Work instructions — Give an exact transcription of every line, dropping the images.
• • • • • • •
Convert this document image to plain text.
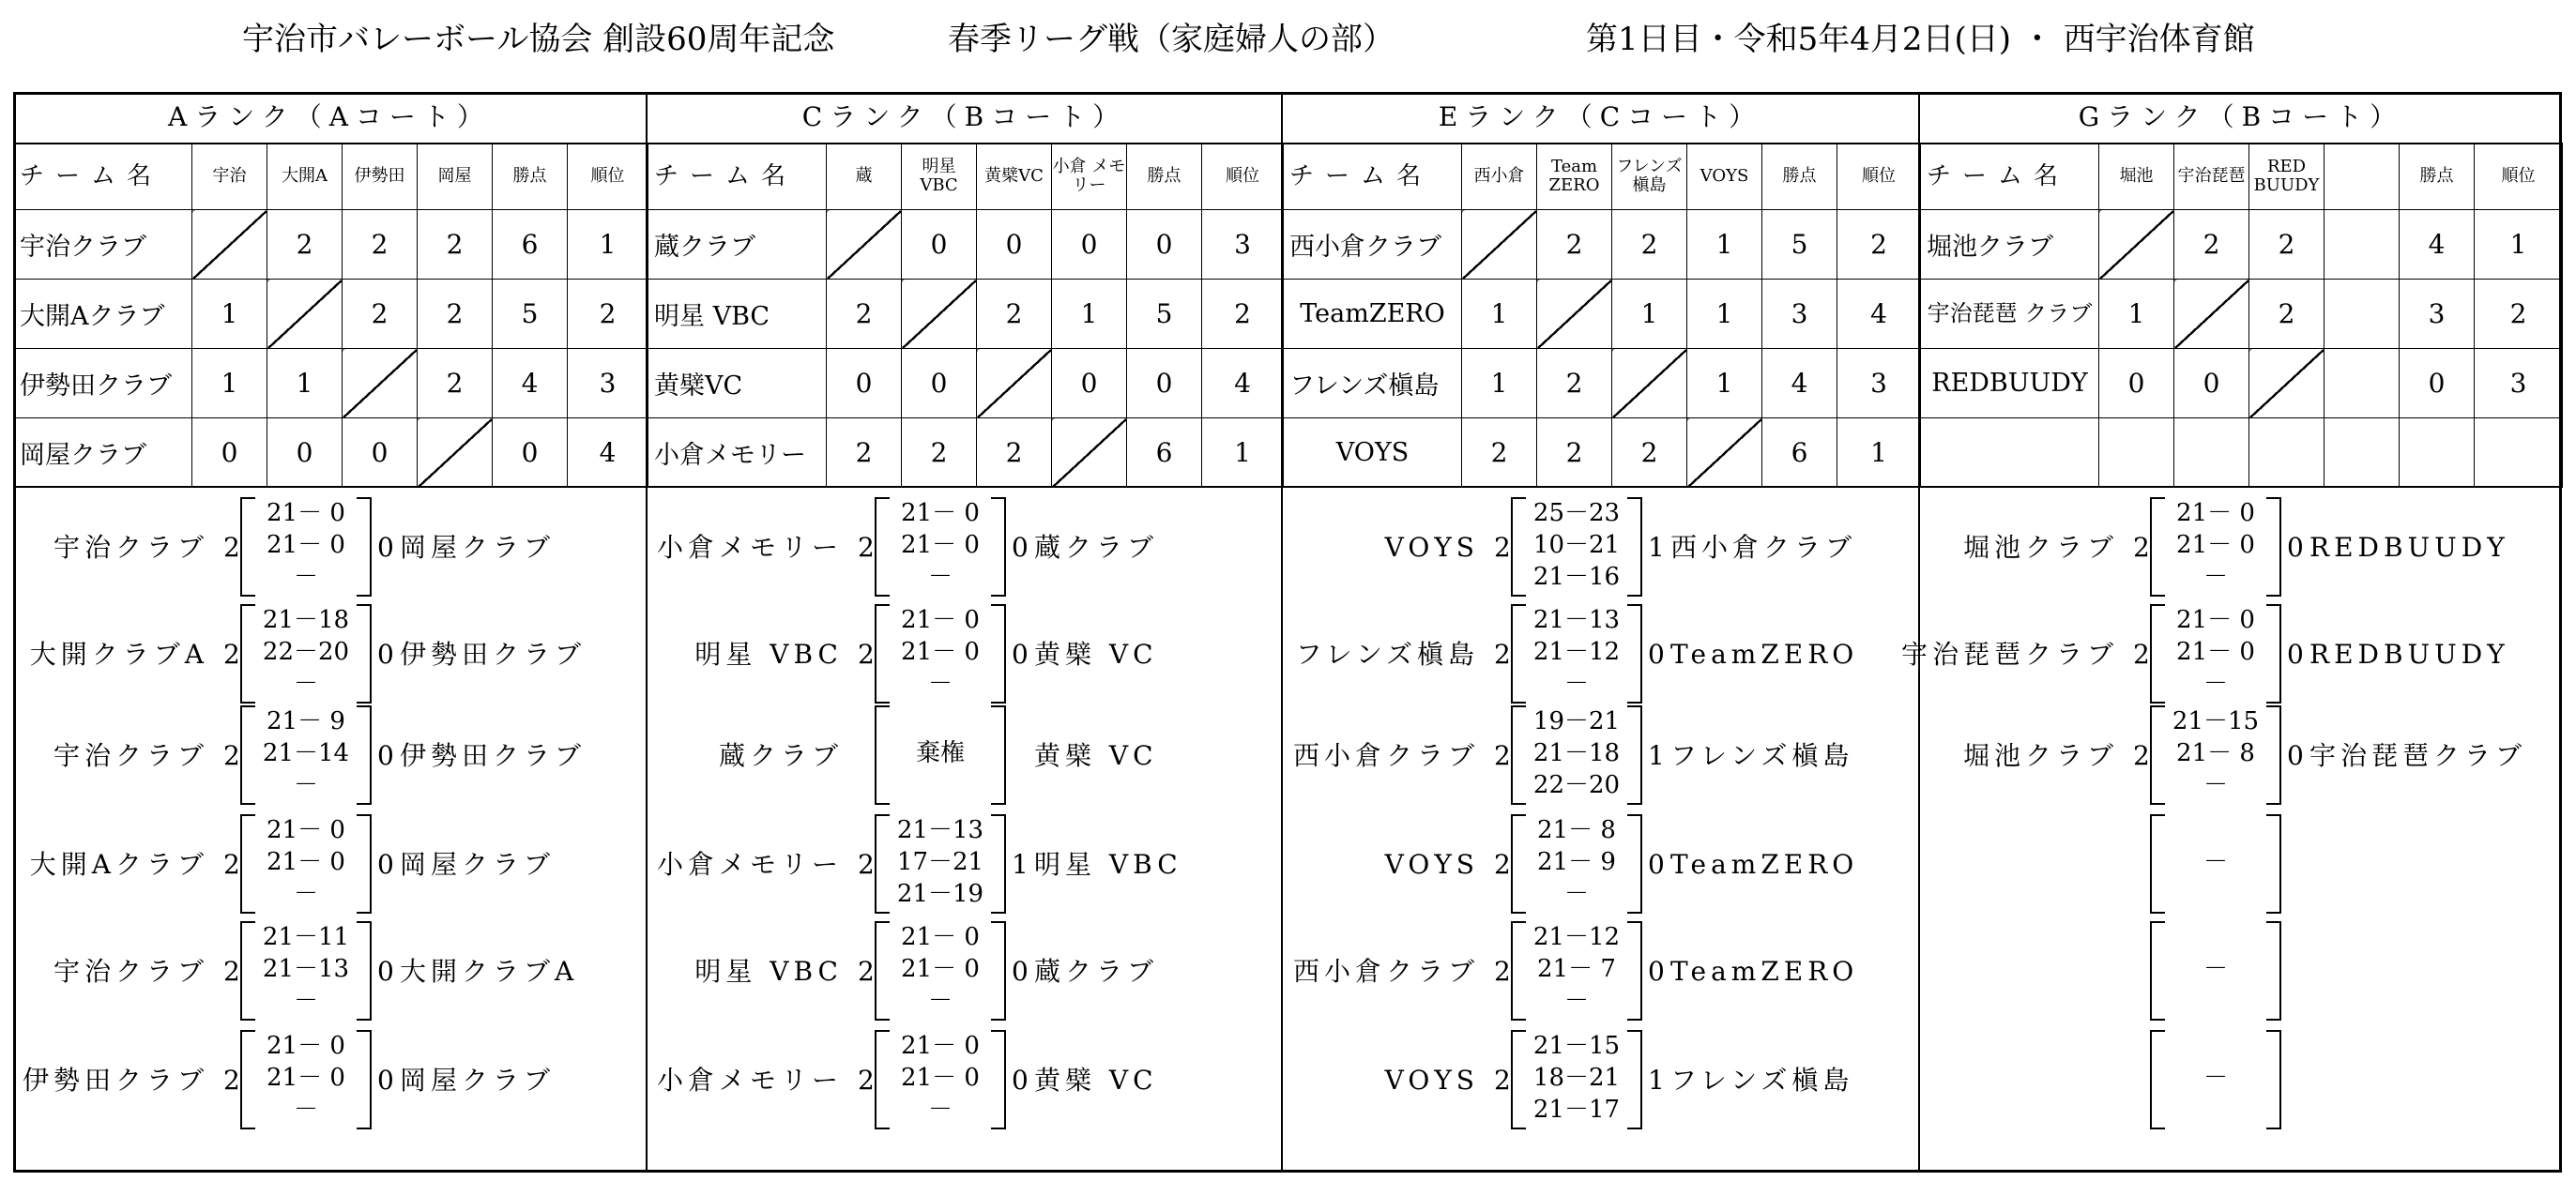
宇治市バレーボール協会 創設60周年記念	春季リーグ戦（家庭婦人の部）	第1日目・令和5年4月2日(日) ・ 西宇治体育館
Aランク（Aコート）
チーム名	宇治	大開A	伊勢田	岡屋	勝点	順位
宇治クラブ		2	2	2	6	1
大開Aクラブ	1		2	2	5	2
伊勢田クラブ	1	1		2	4	3
岡屋クラブ	0	0	0		0	4
宇治クラブ 2
21－ 0
21－ 0
－
0 岡屋クラブ
大開クラブA 2
21－18
22－20
－
0 伊勢田クラブ
宇治クラブ 2
21－ 9
21－14
－
0 伊勢田クラブ
大開Aクラブ 2
21－ 0
21－ 0
－
0 岡屋クラブ
宇治クラブ 2
21－11
21－13
－
0 大開クラブA
伊勢田クラブ 2
21－ 0
21－ 0
－
0 岡屋クラブ
Cランク（Bコート）
チーム名	蔵	明星 VBC	黄檗VC	小倉 メモリー	勝点	順位
蔵クラブ		0	0	0	0	3
明星 VBC	2		2	1	5	2
黄檗VC	0	0		0	0	4
小倉メモリー	2	2	2		6	1
小倉メモリー 2
21－ 0
21－ 0
－
0 蔵クラブ
明星 VBC 2
21－ 0
21－ 0
－
0 黄檗 VC
蔵クラブ	棄権	黄檗 VC
小倉メモリー 2
21－13
17－21
21－19
1 明星 VBC
明星 VBC 2
21－ 0
21－ 0
－
0 蔵クラブ
小倉メモリー 2
21－ 0
21－ 0
－
0 黄檗 VC
Eランク（Cコート）
チーム名	西小倉	Team ZERO	フレンズ 槇島	VOYS	勝点	順位
西小倉クラブ		2	2	1	5	2
TeamZERO	1		1	1	3	4
フレンズ槇島	1	2		1	4	3
VOYS	2	2	2		6	1
VOYS 2
25－23
10－21
21－16
1 西小倉クラブ
フレンズ槇島 2
21－13
21－12
－
0 TeamZERO
西小倉クラブ 2
19－21
21－18
22－20
1 フレンズ槇島
VOYS 2
21－ 8
21－ 9
－
0 TeamZERO
西小倉クラブ 2
21－12
21－ 7
－
0 TeamZERO
VOYS 2
21－15
18－21
21－17
1 フレンズ槇島
Gランク（Bコート）
チーム名	堀池	宇治琵琶	RED BUUDY		勝点	順位
堀池クラブ		2	2		4	1
宇治琵琶 クラブ	1		2		3	2
REDBUUDY	0	0			0	3

堀池クラブ 2
21－ 0
21－ 0
－
0 REDBUUDY
宇治琵琶クラブ 2
21－ 0
21－ 0
－
0 REDBUUDY
堀池クラブ 2
21－15
21－ 8
－
0 宇治琵琶クラブ
－
－
－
• • • • • • •
The completed task —
Convert this document image to plain text.
宇治市バレーボール協会 創設60周年記念	春季リーグ戦（家庭婦人の部）	第1日目・令和5年4月2日(日) ・ 西宇治体育館
Aランク（Aコート）
チーム名	宇治	大開A	伊勢田	岡屋	勝点	順位
宇治クラブ		2	2	2	6	1
大開Aクラブ	1		2	2	5	2
伊勢田クラブ	1	1		2	4	3
岡屋クラブ	0	0	0		0	4
宇治クラブ 2
21－ 0
21－ 0
－
0 岡屋クラブ
大開クラブA 2
21－18
22－20
－
0 伊勢田クラブ
宇治クラブ 2
21－ 9
21－14
－
0 伊勢田クラブ
大開Aクラブ 2
21－ 0
21－ 0
－
0 岡屋クラブ
宇治クラブ 2
21－11
21－13
－
0 大開クラブA
伊勢田クラブ 2
21－ 0
21－ 0
－
0 岡屋クラブ
Cランク（Bコート）
チーム名	蔵	明星 VBC	黄檗VC	小倉 メモリー	勝点	順位
蔵クラブ		0	0	0	0	3
明星 VBC	2		2	1	5	2
黄檗VC	0	0		0	0	4
小倉メモリー	2	2	2		6	1
小倉メモリー 2
21－ 0
21－ 0
－
0 蔵クラブ
明星 VBC 2
21－ 0
21－ 0
－
0 黄檗 VC
蔵クラブ	棄権	黄檗 VC
小倉メモリー 2
21－13
17－21
21－19
1 明星 VBC
明星 VBC 2
21－ 0
21－ 0
－
0 蔵クラブ
小倉メモリー 2
21－ 0
21－ 0
－
0 黄檗 VC
Eランク（Cコート）
チーム名	西小倉	Team ZERO	フレンズ 槇島	VOYS	勝点	順位
西小倉クラブ		2	2	1	5	2
TeamZERO	1		1	1	3	4
フレンズ槇島	1	2		1	4	3
VOYS	2	2	2		6	1
VOYS 2
25－23
10－21
21－16
1 西小倉クラブ
フレンズ槇島 2
21－13
21－12
－
0 TeamZERO
西小倉クラブ 2
19－21
21－18
22－20
1 フレンズ槇島
VOYS 2
21－ 8
21－ 9
－
0 TeamZERO
西小倉クラブ 2
21－12
21－ 7
－
0 TeamZERO
VOYS 2
21－15
18－21
21－17
1 フレンズ槇島
Gランク（Bコート）
チーム名	堀池	宇治琵琶	RED BUUDY		勝点	順位
堀池クラブ		2	2		4	1
宇治琵琶 クラブ	1		2		3	2
REDBUUDY	0	0			0	3

堀池クラブ 2
21－ 0
21－ 0
－
0 REDBUUDY
宇治琵琶クラブ 2
21－ 0
21－ 0
－
0 REDBUUDY
堀池クラブ 2
21－15
21－ 8
－
0 宇治琵琶クラブ
－
－
－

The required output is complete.